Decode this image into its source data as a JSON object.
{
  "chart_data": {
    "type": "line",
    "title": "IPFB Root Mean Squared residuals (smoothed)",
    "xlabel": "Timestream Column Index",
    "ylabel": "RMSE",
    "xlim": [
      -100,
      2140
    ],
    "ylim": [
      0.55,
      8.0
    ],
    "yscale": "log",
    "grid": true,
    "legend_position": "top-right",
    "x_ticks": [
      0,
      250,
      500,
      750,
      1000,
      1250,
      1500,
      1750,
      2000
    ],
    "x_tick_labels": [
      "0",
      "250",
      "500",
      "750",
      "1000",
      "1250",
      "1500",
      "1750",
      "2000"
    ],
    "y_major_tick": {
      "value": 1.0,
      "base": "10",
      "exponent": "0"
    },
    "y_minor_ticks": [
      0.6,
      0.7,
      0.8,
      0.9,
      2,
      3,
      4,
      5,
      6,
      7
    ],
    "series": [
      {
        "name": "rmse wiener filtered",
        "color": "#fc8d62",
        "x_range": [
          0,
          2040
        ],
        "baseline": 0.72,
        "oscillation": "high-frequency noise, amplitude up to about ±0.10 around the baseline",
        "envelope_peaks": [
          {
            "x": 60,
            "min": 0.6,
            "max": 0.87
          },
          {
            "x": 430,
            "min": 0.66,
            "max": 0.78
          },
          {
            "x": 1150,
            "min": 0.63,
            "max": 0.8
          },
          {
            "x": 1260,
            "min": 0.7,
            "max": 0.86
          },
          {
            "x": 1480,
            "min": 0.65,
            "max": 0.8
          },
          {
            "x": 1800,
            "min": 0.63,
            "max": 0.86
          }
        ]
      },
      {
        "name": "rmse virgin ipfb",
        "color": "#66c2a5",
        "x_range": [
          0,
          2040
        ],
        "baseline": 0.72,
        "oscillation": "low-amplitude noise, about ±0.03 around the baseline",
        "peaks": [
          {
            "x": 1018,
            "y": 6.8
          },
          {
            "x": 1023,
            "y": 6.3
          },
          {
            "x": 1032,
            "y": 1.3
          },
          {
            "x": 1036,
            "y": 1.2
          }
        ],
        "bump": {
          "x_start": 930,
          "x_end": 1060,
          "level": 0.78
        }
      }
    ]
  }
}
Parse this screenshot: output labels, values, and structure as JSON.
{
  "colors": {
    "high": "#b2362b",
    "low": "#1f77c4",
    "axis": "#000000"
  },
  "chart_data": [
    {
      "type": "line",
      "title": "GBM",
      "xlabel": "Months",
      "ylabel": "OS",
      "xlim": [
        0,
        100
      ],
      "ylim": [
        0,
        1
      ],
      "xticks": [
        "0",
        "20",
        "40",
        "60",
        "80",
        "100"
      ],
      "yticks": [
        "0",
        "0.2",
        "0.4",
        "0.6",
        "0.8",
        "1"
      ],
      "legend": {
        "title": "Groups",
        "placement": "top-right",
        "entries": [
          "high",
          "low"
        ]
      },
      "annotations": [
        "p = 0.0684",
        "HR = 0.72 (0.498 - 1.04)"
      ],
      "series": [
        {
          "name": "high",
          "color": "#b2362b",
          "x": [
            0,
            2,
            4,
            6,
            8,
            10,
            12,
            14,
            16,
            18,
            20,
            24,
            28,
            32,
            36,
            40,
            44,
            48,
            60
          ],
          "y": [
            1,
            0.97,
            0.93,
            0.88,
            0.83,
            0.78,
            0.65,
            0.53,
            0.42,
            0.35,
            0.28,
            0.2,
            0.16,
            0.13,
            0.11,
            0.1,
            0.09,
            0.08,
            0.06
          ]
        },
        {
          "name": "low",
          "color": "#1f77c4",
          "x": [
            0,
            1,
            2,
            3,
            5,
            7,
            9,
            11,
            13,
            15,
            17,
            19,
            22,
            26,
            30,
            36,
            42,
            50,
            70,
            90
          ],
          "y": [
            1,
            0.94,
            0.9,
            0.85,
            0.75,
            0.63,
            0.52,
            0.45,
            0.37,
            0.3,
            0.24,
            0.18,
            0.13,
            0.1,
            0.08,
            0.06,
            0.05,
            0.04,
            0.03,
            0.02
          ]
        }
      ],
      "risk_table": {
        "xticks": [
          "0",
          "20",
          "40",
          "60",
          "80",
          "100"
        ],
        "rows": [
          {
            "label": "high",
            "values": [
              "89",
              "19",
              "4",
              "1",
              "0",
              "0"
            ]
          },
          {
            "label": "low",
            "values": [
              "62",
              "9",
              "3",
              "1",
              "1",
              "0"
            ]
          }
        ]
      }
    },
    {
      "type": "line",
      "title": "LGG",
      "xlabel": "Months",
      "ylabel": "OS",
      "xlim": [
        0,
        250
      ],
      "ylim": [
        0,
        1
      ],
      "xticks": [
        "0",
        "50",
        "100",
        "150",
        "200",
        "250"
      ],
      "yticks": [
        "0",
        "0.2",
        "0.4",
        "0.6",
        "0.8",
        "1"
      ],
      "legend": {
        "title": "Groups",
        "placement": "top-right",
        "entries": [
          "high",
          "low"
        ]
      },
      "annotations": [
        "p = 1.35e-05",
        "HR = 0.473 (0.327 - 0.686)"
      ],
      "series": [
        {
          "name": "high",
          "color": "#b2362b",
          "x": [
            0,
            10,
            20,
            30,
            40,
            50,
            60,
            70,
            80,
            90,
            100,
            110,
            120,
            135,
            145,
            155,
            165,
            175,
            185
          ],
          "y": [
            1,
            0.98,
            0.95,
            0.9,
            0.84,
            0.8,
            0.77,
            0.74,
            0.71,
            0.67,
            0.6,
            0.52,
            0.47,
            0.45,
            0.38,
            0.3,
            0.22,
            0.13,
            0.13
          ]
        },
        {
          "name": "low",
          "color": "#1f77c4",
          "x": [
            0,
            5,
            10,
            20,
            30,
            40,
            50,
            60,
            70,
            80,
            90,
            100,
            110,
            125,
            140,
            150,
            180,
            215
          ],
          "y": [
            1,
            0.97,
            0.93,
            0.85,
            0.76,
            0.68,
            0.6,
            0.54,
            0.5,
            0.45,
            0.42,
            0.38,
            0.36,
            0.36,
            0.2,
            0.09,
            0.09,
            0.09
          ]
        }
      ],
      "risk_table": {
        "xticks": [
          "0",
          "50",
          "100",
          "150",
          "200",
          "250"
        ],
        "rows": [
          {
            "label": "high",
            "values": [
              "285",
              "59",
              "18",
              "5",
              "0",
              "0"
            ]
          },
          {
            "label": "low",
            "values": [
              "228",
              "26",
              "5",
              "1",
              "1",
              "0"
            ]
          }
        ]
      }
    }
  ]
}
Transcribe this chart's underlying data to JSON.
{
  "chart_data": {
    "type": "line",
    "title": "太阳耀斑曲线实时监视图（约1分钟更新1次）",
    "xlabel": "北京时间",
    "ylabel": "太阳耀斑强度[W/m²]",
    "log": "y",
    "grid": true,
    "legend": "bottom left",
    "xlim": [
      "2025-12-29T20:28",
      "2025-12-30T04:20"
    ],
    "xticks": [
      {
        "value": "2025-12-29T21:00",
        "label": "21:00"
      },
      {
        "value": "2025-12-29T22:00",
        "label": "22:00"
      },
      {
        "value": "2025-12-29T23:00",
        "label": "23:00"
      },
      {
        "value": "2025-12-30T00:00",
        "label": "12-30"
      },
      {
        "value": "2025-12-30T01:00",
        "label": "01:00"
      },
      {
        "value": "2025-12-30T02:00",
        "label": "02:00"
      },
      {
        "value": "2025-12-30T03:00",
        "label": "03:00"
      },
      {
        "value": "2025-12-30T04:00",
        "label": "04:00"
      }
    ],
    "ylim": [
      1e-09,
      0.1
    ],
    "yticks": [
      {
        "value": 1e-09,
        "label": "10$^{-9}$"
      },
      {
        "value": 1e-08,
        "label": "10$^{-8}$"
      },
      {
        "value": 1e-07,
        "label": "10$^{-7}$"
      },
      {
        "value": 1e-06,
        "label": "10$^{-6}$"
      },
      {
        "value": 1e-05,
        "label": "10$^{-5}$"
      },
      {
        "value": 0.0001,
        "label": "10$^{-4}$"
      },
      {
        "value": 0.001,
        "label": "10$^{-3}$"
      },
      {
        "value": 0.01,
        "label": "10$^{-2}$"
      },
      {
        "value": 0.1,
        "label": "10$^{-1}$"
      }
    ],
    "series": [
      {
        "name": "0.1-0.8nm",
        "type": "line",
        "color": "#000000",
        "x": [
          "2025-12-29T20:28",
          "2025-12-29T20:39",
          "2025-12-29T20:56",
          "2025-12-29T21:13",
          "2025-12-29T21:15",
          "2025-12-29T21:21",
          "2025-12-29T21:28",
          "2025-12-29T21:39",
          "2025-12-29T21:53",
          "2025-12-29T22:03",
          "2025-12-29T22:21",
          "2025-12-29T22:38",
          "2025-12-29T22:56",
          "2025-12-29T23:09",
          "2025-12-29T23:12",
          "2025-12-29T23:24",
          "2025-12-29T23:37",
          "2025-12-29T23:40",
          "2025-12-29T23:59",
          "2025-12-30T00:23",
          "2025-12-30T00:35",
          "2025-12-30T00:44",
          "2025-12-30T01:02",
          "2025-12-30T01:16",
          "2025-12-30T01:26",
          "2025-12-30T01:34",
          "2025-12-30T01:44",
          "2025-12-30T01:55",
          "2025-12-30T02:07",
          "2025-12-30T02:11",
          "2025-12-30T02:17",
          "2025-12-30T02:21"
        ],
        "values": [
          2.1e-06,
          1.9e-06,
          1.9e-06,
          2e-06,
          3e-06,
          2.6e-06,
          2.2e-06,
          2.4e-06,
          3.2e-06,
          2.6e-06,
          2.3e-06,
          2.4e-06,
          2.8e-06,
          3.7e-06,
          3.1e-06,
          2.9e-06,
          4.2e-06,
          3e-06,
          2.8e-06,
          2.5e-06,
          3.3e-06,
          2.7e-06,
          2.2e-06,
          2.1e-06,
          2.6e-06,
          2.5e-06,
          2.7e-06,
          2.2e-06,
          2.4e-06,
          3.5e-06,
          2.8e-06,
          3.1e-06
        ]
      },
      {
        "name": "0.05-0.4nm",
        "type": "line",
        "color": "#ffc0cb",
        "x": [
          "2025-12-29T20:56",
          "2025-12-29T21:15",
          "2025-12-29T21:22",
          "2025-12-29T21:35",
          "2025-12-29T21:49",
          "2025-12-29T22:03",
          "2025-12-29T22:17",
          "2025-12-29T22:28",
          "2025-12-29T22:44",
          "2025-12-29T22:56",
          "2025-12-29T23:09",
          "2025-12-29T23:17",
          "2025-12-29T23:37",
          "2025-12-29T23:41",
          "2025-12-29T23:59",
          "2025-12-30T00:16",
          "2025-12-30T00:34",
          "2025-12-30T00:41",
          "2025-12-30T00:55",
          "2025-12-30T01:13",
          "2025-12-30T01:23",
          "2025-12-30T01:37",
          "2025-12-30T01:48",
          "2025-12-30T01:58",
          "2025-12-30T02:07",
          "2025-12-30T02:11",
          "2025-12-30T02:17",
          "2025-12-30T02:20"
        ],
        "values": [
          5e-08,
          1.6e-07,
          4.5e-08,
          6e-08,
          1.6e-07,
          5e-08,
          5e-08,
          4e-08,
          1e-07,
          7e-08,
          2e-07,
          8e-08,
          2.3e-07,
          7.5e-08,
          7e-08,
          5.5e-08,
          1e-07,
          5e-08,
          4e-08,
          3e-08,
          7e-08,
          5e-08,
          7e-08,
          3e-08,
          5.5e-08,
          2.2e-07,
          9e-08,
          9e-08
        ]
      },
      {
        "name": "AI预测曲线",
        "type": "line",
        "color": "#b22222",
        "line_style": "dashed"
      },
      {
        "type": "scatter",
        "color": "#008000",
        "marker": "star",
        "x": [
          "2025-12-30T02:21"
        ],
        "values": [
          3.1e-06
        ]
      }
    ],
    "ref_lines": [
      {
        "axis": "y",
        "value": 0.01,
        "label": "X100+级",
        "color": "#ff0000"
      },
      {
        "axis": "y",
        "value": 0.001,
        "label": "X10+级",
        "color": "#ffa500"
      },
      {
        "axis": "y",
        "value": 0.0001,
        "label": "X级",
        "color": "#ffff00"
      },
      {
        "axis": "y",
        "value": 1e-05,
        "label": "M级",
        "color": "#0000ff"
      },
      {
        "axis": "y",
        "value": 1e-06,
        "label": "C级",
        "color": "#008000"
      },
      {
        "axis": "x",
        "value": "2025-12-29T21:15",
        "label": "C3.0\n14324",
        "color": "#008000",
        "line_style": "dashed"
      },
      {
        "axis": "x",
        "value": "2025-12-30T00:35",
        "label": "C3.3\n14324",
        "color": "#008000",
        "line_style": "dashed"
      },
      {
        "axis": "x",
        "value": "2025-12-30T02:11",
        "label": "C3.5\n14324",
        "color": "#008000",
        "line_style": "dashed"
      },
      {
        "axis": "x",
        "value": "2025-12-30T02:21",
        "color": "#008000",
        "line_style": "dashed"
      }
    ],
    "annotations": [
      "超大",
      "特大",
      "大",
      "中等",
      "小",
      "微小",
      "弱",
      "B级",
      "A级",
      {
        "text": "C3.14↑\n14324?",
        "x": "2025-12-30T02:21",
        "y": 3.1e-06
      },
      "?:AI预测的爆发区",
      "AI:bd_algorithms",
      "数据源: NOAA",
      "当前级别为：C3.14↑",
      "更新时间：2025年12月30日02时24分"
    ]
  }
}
════
**WHAT IS NEEDED**
Check each line of the entries above, and show every one holding the word "xlabel".

**RESPONSE TO THIS EXERCISE**
    "xlabel": "Timestream Column Index",
      "xlabel": "Months",
      "xlabel": "Months",
    "xlabel": "北京时间",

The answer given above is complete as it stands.